### To be done
Could you give the material again from the line with "Where is each" up to and including the line with "add-column-icon[interactable]: ✚ [588,559,614,589]", with "screenshot" changed to "screen capture" and nothing else altered? Please leave the pictures out.

### Record set
- - - - - - -

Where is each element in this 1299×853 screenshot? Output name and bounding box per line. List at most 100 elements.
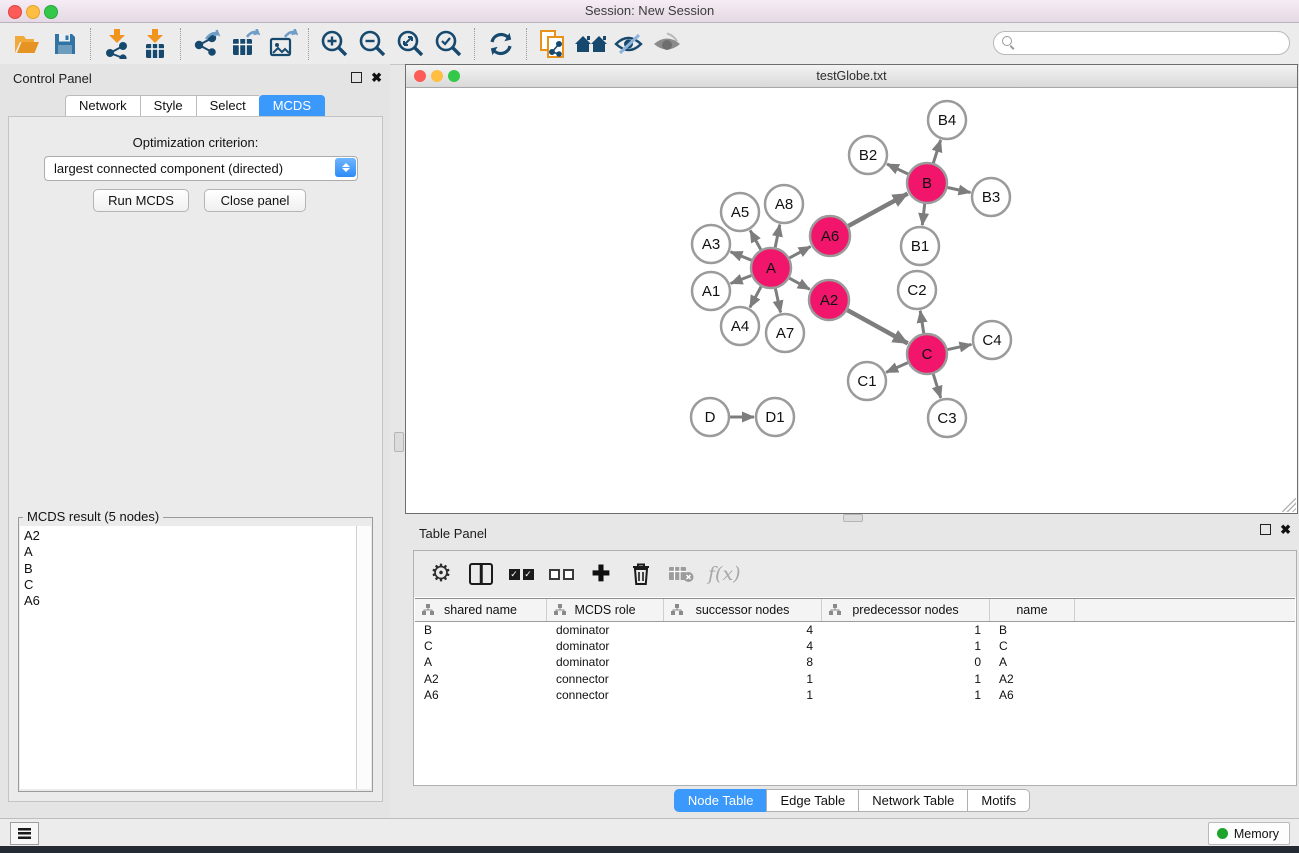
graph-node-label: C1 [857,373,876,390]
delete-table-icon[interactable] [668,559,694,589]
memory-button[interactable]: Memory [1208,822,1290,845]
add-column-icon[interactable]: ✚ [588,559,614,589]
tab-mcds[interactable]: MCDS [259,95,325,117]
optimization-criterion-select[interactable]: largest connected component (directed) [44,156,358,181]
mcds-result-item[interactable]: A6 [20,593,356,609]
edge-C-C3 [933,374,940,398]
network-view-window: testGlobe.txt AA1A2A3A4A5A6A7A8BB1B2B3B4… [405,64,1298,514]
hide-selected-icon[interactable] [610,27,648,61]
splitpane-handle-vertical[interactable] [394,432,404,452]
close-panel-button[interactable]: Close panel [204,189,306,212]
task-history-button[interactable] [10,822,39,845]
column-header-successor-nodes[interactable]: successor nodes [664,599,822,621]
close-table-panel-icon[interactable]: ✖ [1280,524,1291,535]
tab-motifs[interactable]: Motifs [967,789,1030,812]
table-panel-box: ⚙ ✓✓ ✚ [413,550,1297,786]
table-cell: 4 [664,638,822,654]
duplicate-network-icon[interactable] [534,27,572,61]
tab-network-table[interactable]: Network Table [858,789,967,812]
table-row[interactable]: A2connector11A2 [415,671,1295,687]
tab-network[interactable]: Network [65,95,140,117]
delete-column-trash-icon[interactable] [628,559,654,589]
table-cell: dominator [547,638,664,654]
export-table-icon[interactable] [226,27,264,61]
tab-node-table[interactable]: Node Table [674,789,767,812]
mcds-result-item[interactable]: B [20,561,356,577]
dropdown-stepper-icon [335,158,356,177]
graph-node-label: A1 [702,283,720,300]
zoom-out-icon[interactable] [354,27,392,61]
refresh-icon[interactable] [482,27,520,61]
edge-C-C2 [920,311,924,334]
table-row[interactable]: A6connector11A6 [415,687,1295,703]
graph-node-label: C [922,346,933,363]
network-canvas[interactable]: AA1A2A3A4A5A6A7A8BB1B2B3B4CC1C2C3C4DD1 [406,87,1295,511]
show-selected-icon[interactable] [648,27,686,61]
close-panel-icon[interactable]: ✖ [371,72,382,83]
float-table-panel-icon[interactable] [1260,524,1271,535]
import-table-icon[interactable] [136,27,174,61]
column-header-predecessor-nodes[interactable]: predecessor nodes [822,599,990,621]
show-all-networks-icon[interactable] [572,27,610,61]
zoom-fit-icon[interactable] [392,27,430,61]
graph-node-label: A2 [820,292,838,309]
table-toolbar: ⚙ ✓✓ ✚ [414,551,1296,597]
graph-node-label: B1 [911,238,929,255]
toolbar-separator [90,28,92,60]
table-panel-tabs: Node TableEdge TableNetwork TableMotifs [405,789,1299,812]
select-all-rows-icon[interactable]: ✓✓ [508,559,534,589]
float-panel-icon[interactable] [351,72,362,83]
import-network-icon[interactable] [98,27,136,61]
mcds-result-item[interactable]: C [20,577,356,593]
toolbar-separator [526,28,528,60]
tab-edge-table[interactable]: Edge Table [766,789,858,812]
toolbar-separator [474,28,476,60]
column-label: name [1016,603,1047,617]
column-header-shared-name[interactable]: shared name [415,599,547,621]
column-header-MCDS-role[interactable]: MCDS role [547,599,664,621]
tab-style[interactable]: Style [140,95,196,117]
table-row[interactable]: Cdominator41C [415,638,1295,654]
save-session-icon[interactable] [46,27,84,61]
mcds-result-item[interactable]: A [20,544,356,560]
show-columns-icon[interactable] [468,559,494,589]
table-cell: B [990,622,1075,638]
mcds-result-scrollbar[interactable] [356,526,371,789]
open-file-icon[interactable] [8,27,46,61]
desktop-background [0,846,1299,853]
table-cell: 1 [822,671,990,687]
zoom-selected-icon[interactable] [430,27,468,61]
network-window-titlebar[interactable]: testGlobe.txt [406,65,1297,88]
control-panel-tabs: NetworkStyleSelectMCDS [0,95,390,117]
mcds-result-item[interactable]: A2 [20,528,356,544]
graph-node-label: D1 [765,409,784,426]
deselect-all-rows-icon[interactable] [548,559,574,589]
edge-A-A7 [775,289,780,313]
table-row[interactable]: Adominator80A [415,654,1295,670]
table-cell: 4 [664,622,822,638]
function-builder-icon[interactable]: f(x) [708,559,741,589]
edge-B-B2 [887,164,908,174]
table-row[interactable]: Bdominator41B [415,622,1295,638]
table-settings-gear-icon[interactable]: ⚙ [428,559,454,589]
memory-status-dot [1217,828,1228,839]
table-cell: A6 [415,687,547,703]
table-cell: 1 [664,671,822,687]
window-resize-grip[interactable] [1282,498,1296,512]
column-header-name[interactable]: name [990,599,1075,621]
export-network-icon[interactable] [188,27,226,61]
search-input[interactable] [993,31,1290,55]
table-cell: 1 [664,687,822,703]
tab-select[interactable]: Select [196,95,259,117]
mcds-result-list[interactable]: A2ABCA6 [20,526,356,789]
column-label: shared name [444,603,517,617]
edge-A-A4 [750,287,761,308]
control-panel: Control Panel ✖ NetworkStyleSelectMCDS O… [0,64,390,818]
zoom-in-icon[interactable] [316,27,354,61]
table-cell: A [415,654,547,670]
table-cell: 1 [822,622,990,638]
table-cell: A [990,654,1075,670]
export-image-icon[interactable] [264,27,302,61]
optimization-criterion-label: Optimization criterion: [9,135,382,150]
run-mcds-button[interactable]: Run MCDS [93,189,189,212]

- - - - - - -

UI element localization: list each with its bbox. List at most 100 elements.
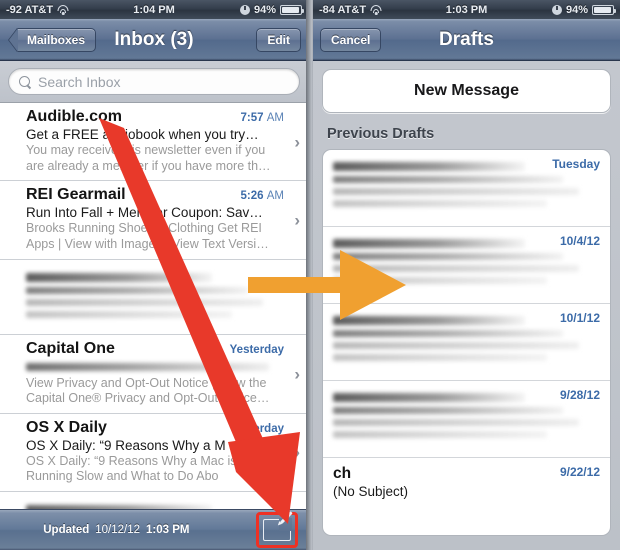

- - - - - - -

### Answer for the task
Where is each element in this 1299×853 screen capture? Output name and bounding box per line. List at most 100 elements.
graph-node-label: C1 [857,373,876,390]
delete-table-icon[interactable] [668,559,694,589]
memory-button[interactable]: Memory [1208,822,1290,845]
add-column-icon[interactable]: ✚ [588,559,614,589]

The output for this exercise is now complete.